Isolate every line in the records below with "drying" in it.

**Extracted information:**
begin

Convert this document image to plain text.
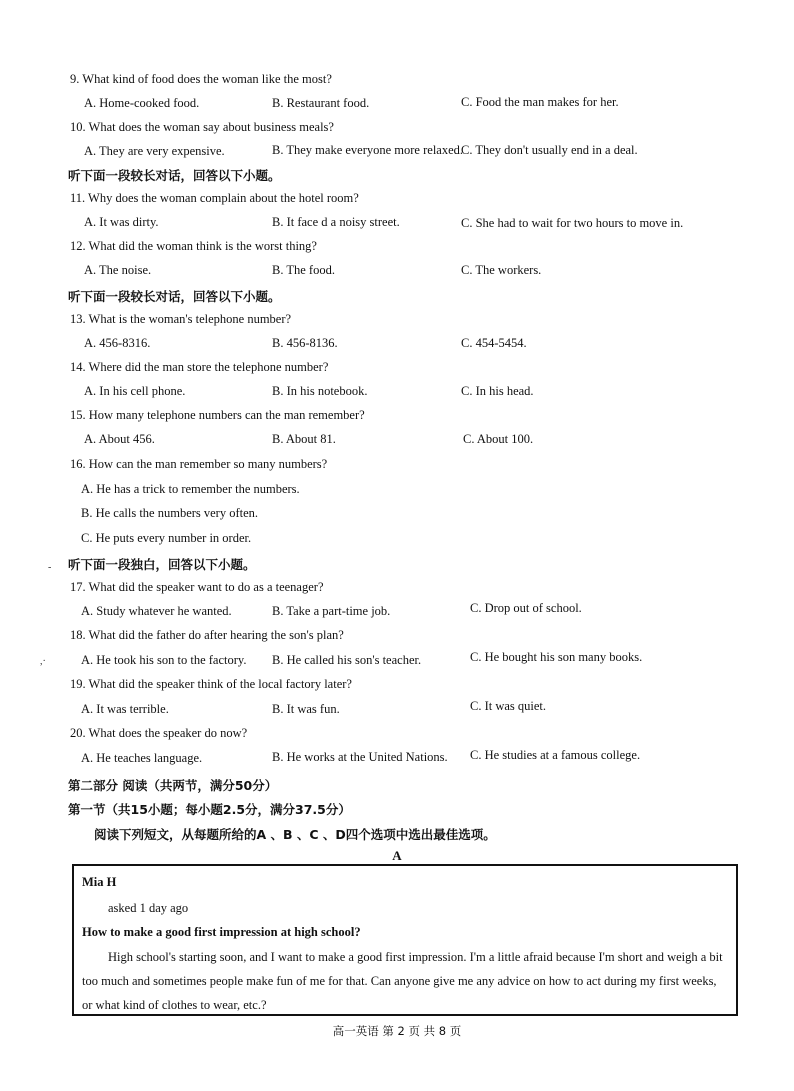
9. What kind of food does the woman like the most?
A. Home-cooked food.	B. Restaurant food.	C. Food the man makes for her.
10. What does the woman say about business meals?
A. They are very expensive.	B. They make everyone more relaxed.
C. They don't usually end in a deal.
听下面一段较长对话，回答以下小题。
11. Why does the woman complain about the hotel room?
A. It was dirty.	B. It face d a noisy street.	C. She had to wait for two hours to move in.
12. What did the woman think is the worst thing?
A. The noise.	B. The food.	C. The workers.
听下面一段较长对话，回答以下小题。
13. What is the woman's telephone number?
A. 456-8316.	B. 456-8136.	C. 454-5454.
14. Where did the man store the telephone number?
A. In his cell phone.	B. In his notebook.	C. In his head.
15. How many telephone numbers can the man remember?
A. About 456.	B. About 81.	C. About 100.
16. How can the man remember so many numbers?
A. He has a trick to remember the numbers.
B. He calls the numbers very often.
C. He puts every number in order.
听下面一段独白，回答以下小题。
-
17. What did the speaker want to do as a teenager?
A. Study whatever he wanted.	B. Take a part-time job.	C. Drop out of school.
18. What did the father do after hearing the son's plan?
,·	A. He took his son to the factory. B. He called his son's teacher.	C. He bought his son many books.
19. What did the speaker think of the local factory later?
A. It was terrible.	B. It was fun.	C. It was quiet.
20. What does the speaker do now?
A. He teaches language.	B. He works at the United Nations. C. He studies at a famous college.
第二部分 阅读（共两节，满分50分）
第一节（共15小题；每小题2.5分，满分37.5分）
阅读下列短文，从每题所给的A 、B 、C 、D四个选项中选出最佳选项。
A
Mia H
asked 1 day ago
How to make a good first impression at high school?
High school's starting soon, and I want to make a good first impression. I'm a little afraid because I'm short and weigh a bit
too much and sometimes people make fun of me for that. Can anyone give me any advice on how to act during my first weeks,
or what kind of clothes to wear, etc.?
高一英语 第 2 页 共 8 页
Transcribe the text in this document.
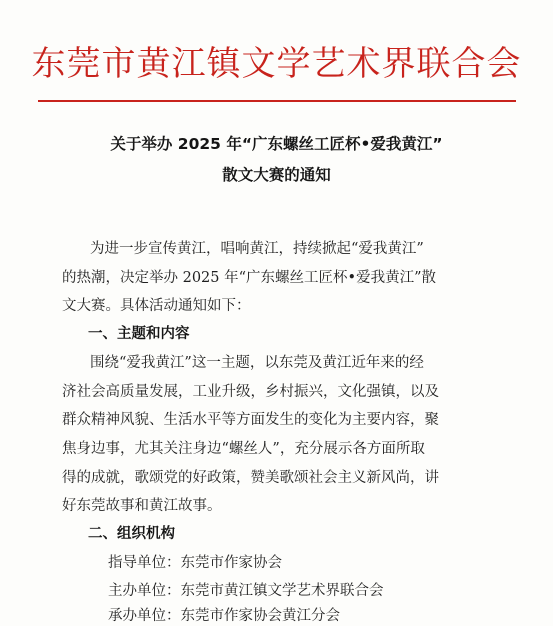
东莞市黄江镇文学艺术界联合会
关于举办 2025 年“广东螺丝工匠杯•爱我黄江”
散文大赛的通知
为进一步宣传黄江，唱响黄江，持续掀起“爱我黄江”
的热潮，决定举办 2025 年“广东螺丝工匠杯•爱我黄江”散
文大赛。具体活动通知如下：
一、主题和内容
围绕“爱我黄江”这一主题，以东莞及黄江近年来的经
济社会高质量发展，工业升级，乡村振兴，文化强镇，以及
群众精神风貌、生活水平等方面发生的变化为主要内容，聚
焦身边事，尤其关注身边“螺丝人”，充分展示各方面所取
得的成就，歌颂党的好政策，赞美歌颂社会主义新风尚，讲
好东莞故事和黄江故事。
二、组织机构
指导单位：东莞市作家协会
主办单位：东莞市黄江镇文学艺术界联合会
承办单位：东莞市作家协会黄江分会
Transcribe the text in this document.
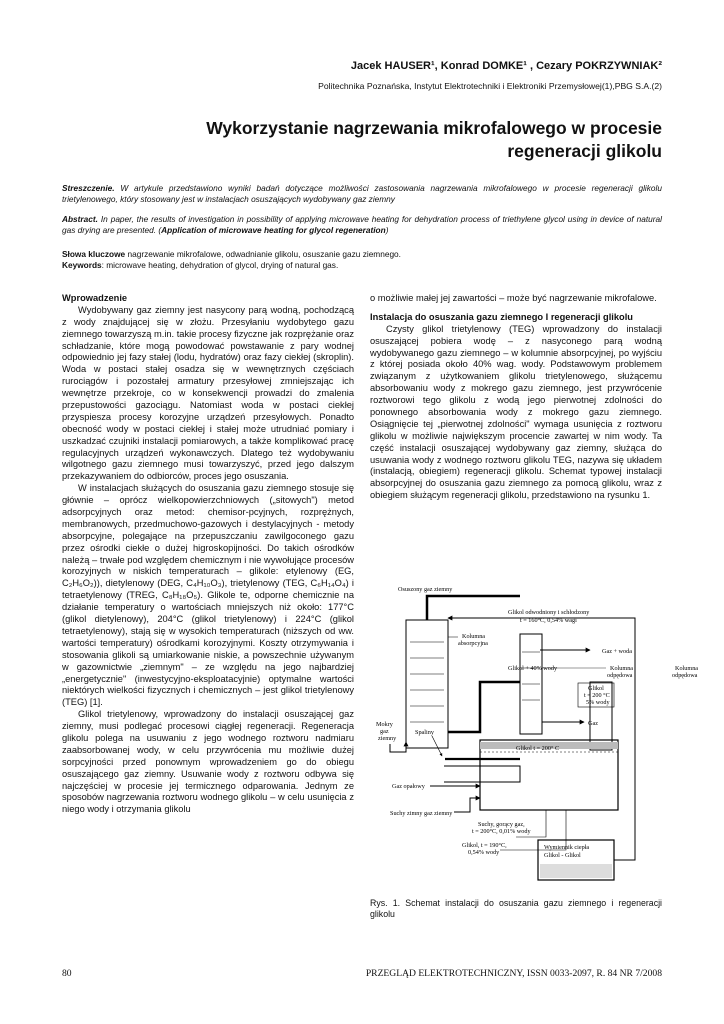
Jacek HAUSER¹, Konrad DOMKE¹ , Cezary POKRZYWNIAK²
Politechnika Poznańska, Instytut Elektrotechniki i Elektroniki Przemysłowej(1),PBG S.A.(2)
Wykorzystanie nagrzewania mikrofalowego w procesie
regeneracji glikolu
Streszczenie. W artykule przedstawiono wyniki badań dotyczące możliwości zastosowania nagrzewania mikrofalowego w procesie regeneracji glikolu trietylenowego, który stosowany jest w instalacjach osuszających wydobywany gaz ziemny
Abstract. In paper, the results of investigation in possibility of applying microwave heating for dehydration process of triethylene glycol using in device of natural gas drying are presented. (Application of microwave heating for glycol regeneration)
Słowa kluczowe nagrzewanie mikrofalowe, odwadnianie glikolu, osuszanie gazu ziemnego.
Keywords: microwave heating, dehydration of glycol, drying of natural gas.
Wprowadzenie

Wydobywany gaz ziemny jest nasycony parą wodną, pochodzącą z wody znajdującej się w złożu. Przesyłaniu wydobytego gazu ziemnego towarzyszą m.in. takie procesy fizyczne jak rozprężanie oraz schładzanie, które mogą powodować powstawanie z pary wodnej odpowiednio jej fazy stałej (lodu, hydratów) oraz fazy ciekłej (skroplin). Woda w postaci stałej osadza się w wewnętrznych częściach rurociągów i pozostałej armatury przesyłowej zmniejszając ich wewnętrze przekroje, co w konsekwencji prowadzi do zmalenia przepustowości gazociągu. Natomiast woda w postaci ciekłej przyspiesza procesy korozyjne urządzeń przesyłowych. Ponadto obecność wody w postaci ciekłej i stałej może utrudniać pomiary i uszkadzać czujniki instalacji pomiarowych, a także komplikować pracę regulacyjnych urządzeń wykonawczych. Dlatego też wydobywaniu wilgotnego gazu ziemnego musi towarzyszyć, przed jego dalszym przekazywaniem do odbiorców, proces jego osuszania.

W instalacjach służących do osuszania gazu ziemnego stosuje się głównie – oprócz wielkopowierzchniowych („sitowych") metod adsorpcyjnych oraz metod: chemisor-pcyjnych, rozprężnych, membranowych, przedmuchowo-gazowych i destylacyjnych - metody absorpcyjne, polegające na przepuszczaniu zawilgoconego gazu przez ośrodki ciekłe o dużej higroskopijności. Do takich ośrodków należą – trwałe pod względem chemicznym i nie wywołujące procesów korozyjnych w niskich temperaturach – glikole: etylenowy (EG, C₂H₆O₂)), dietylenowy (DEG, C₄H₁₀O₃), trietylenowy (TEG, C₆H₁₄O₄) i tetraetylenowy (TREG, C₈H₁₈O₅). Glikole te, odporne chemicznie na działanie temperatury o wartościach mniejszych niż około: 177°C (glikol dietylenowy), 204°C (glikol trietylenowy) i 224°C (glikol tetraetylenowy), stają się w wysokich temperaturach (niższych od ww. wartości temperatury) ośrodkami korozyjnymi. Koszty otrzymywania i stosowania glikoli są umiarkowanie niskie, a powszechnie używanym w gazownictwie „ziemnym" – ze względu na jego najbardziej „energetycznie" (inwestycyjno-eksploatacyjnie) optymalne wartości niektórych wielkości fizycznych i chemicznych – jest glikol trietylenowy (TEG) [1].

Glikol trietylenowy, wprowadzony do instalacji osuszającej gaz ziemny, musi podlegać procesowi ciągłej regeneracji. Regeneracja glikolu polega na usuwaniu z jego wodnego roztworu nadmiaru zaabsorbowanej wody, w celu przywrócenia mu możliwie dużej sorpcyjności przed ponownym wprowadzeniem go do obiegu osuszającego gaz ziemny. Usuwanie wody z roztworu odbywa się najczęściej w procesie jej termicznego odparowania. Jednym ze sposobów nagrzewania roztworu wodnego glikolu – w celu usunięcia z niego wody i otrzymania glikolu

o możliwie małej jej zawartości – może być nagrzewanie mikrofalowe.

Instalacja do osuszania gazu ziemnego I regeneracji glikolu

Czysty glikol trietylenowy (TEG) wprowadzony do instalacji osuszającej pobiera wodę – z nasyconego parą wodną wydobywanego gazu ziemnego – w kolumnie absorpcyjnej, po wyjściu z której posiada około 40% wag. wody. Podstawowym problemem związanym z użytkowaniem glikolu trietylenowego, służącemu absorbowaniu wody z mokrego gazu ziemnego, jest przywrócenie roztworowi tego glikolu z wodą jego pierwotnej zdolności do ponownego absorbowania wody z mokrego gazu ziemnego. Osiągnięcie tej „pierwotnej zdolności" wymaga usunięcia z roztworu glikolu w możliwie największym procencie zawartej w nim wody. Ta część instalacji osuszającej wydobywany gaz ziemny, służąca do usuwania wody z wodnego roztworu glikolu TEG, nazywa się układem (instalacją, obiegiem) regeneracji glikolu. Schemat typowej instalacji absorpcyjnej do osuszania gazu ziemnego za pomocą glikolu, wraz z obiegiem służącym regeneracji glikolu, przedstawiono na rysunku 1.

Osuszony gaz ziemny
Glikol odwodniony i schłodzony
t = 160°C, 0,54% wagi
Kolumna
absorpcyjna
Glikol + 40% wody
Gaz + woda
Kolumna
odpędowa
Kolumna
odpędowa
Glikol
t = 200 °C
5% wody
Gaz
Glikol t = 200° C
Spaliny
Mokry
gaz
ziemny
Gaz opałowy
Suchy zimny gaz ziemny
Suchy, gorący gaz,
t = 200°C, 0,01% wody
Glikol, t = 190°C,
0,54% wody
Wymiennik ciepła
Glikol - Glikol
Rys. 1. Schemat instalacji do osuszania gazu ziemnego i regeneracji glikolu
80	PRZEGLĄD ELEKTROTECHNICZNY, ISSN 0033-2097, R. 84 NR 7/2008
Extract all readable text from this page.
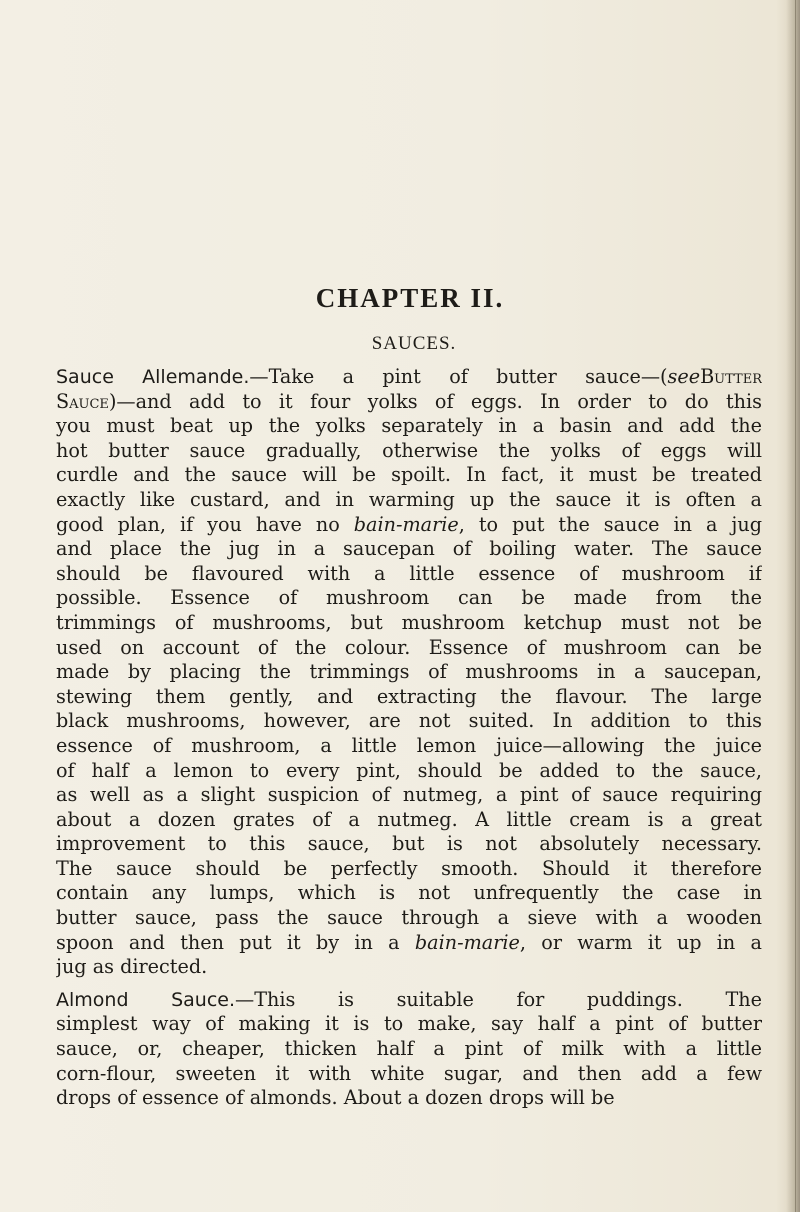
CHAPTER II.
SAUCES.
Sauce Allemande.—Take a pint of butter sauce—(seeButter
Sauce)—and add to it four yolks of eggs. In order to do this
you must beat up the yolks separately in a basin and add the
hot butter sauce gradually, otherwise the yolks of eggs will
curdle and the sauce will be spoilt. In fact, it must be treated
exactly like custard, and in warming up the sauce it is often a
good plan, if you have no bain-marie, to put the sauce in a jug
and place the jug in a saucepan of boiling water. The sauce
should be flavoured with a little essence of mushroom if
possible. Essence of mushroom can be made from the
trimmings of mushrooms, but mushroom ketchup must not be
used on account of the colour. Essence of mushroom can be
made by placing the trimmings of mushrooms in a saucepan,
stewing them gently, and extracting the flavour. The large
black mushrooms, however, are not suited. In addition to this
essence of mushroom, a little lemon juice—allowing the juice
of half a lemon to every pint, should be added to the sauce,
as well as a slight suspicion of nutmeg, a pint of sauce requiring
about a dozen grates of a nutmeg. A little cream is a great
improvement to this sauce, but is not absolutely necessary.
The sauce should be perfectly smooth. Should it therefore
contain any lumps, which is not unfrequently the case in
butter sauce, pass the sauce through a sieve with a wooden
spoon and then put it by in a bain-marie, or warm it up in a
jug as directed.
Almond Sauce.—This is suitable for puddings. The
simplest way of making it is to make, say half a pint of butter
sauce, or, cheaper, thicken half a pint of milk with a little
corn-flour, sweeten it with white sugar, and then add a few
drops of essence of almonds. About a dozen drops will be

end

**Full answer:**
Abstract. In paper, the results of investigation in possibility of applying microwave heating for dehydration process of triethylene glycol using in device of natural gas drying are presented. (Application of microwave heating for glycol regeneration)
Keywords: microwave heating, dehydration of glycol, drying of natural gas.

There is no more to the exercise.